# What you need to do
How many lines in the listing below include the word "color"? Answer with the number and nothing else.

# Exercise material
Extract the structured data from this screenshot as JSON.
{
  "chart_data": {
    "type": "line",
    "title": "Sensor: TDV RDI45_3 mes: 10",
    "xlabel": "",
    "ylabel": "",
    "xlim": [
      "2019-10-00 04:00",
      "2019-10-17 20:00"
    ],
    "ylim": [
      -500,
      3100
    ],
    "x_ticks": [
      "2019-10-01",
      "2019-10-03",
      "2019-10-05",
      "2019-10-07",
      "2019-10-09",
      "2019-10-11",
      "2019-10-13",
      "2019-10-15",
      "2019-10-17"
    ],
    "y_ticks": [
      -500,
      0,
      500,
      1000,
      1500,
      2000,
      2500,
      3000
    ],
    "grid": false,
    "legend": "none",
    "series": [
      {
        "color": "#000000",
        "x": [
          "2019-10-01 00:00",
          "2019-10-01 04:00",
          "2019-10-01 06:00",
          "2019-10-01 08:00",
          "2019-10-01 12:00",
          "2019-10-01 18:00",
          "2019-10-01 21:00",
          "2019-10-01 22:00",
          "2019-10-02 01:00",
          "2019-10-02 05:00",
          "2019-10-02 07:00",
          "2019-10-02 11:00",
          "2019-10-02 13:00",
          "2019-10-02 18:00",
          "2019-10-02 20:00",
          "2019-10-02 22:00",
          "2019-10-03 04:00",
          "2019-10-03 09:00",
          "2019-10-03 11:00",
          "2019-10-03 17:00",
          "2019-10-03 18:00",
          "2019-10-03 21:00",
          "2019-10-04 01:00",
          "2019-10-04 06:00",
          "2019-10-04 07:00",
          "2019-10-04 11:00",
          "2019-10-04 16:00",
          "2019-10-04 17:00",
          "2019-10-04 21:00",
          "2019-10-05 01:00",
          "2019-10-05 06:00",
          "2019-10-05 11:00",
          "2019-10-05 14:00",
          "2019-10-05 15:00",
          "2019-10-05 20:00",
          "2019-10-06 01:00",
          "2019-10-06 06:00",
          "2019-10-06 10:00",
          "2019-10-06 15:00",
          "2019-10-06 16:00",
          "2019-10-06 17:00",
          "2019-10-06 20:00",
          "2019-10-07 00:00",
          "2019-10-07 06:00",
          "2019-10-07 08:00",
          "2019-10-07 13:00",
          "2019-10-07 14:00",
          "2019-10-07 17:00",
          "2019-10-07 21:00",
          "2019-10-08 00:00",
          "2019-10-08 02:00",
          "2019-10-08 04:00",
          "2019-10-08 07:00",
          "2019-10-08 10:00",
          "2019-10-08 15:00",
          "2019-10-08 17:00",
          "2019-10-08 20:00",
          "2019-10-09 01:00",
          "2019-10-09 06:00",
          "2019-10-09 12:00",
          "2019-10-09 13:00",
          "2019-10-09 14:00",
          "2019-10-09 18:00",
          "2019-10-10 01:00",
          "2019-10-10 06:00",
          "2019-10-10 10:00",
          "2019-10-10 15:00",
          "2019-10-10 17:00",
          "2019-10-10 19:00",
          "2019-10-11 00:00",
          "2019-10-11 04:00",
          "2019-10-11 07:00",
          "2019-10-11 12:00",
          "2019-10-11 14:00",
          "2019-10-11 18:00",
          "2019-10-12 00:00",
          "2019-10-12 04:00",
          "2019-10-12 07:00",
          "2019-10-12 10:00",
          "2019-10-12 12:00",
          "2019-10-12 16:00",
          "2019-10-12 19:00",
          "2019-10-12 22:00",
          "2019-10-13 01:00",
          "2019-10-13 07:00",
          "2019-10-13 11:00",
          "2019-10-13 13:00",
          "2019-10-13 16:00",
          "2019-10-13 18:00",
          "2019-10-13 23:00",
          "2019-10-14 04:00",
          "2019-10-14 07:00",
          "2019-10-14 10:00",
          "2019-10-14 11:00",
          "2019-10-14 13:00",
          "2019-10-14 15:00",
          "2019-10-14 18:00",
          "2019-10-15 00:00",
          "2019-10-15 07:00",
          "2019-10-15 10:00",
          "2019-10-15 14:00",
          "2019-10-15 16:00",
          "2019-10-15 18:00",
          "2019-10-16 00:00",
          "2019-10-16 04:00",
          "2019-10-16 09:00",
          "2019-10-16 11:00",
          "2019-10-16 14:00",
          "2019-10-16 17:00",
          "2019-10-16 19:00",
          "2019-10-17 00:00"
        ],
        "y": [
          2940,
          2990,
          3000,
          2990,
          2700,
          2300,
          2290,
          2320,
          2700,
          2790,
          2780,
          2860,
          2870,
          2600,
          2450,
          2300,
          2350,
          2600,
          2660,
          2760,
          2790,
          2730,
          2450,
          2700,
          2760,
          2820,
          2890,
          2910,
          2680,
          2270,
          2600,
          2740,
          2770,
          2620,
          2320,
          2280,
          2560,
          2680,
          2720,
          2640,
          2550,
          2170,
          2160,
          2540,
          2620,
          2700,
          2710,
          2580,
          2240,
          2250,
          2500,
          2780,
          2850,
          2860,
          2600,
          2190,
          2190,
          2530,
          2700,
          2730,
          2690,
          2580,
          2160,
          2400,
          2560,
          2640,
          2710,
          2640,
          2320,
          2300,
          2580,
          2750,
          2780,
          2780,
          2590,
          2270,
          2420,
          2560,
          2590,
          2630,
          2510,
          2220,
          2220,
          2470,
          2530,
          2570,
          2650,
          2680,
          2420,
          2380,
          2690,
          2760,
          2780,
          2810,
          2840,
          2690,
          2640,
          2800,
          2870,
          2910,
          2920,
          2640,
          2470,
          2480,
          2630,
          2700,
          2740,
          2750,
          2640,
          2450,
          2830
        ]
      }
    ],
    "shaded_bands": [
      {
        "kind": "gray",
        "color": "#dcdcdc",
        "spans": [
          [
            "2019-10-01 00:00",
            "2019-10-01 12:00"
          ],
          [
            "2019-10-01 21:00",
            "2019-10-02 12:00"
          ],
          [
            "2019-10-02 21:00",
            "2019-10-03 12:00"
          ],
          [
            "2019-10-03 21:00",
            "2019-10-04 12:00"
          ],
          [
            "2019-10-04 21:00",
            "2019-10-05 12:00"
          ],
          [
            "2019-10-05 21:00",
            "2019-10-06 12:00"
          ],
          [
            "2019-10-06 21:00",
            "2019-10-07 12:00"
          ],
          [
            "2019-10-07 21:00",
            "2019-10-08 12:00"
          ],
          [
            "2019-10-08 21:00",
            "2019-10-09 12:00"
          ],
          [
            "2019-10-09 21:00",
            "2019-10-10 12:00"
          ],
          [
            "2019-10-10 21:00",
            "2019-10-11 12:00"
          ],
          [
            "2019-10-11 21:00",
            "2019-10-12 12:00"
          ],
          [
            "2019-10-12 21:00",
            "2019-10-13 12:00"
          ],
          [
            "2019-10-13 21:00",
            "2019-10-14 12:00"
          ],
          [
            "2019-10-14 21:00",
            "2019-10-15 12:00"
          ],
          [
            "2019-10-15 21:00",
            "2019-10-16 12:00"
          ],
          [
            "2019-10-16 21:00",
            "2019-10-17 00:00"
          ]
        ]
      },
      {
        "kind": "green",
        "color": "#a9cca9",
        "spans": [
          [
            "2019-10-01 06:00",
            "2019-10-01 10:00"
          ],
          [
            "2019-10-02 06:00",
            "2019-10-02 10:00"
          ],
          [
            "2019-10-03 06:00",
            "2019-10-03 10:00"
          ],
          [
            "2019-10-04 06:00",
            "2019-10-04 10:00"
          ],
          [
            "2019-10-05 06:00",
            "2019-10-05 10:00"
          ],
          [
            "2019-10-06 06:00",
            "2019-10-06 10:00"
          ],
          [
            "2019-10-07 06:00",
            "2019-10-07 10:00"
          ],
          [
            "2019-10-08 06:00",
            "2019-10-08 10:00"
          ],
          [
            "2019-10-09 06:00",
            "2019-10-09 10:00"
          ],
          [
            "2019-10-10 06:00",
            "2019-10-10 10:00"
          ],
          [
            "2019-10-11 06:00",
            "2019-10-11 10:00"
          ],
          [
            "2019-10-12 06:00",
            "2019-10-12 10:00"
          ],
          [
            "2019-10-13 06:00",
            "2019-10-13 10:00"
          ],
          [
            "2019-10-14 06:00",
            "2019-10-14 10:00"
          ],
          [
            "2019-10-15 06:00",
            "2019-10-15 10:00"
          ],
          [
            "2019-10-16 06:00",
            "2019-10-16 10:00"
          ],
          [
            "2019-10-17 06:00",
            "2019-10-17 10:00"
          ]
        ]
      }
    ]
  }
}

# Written answer
3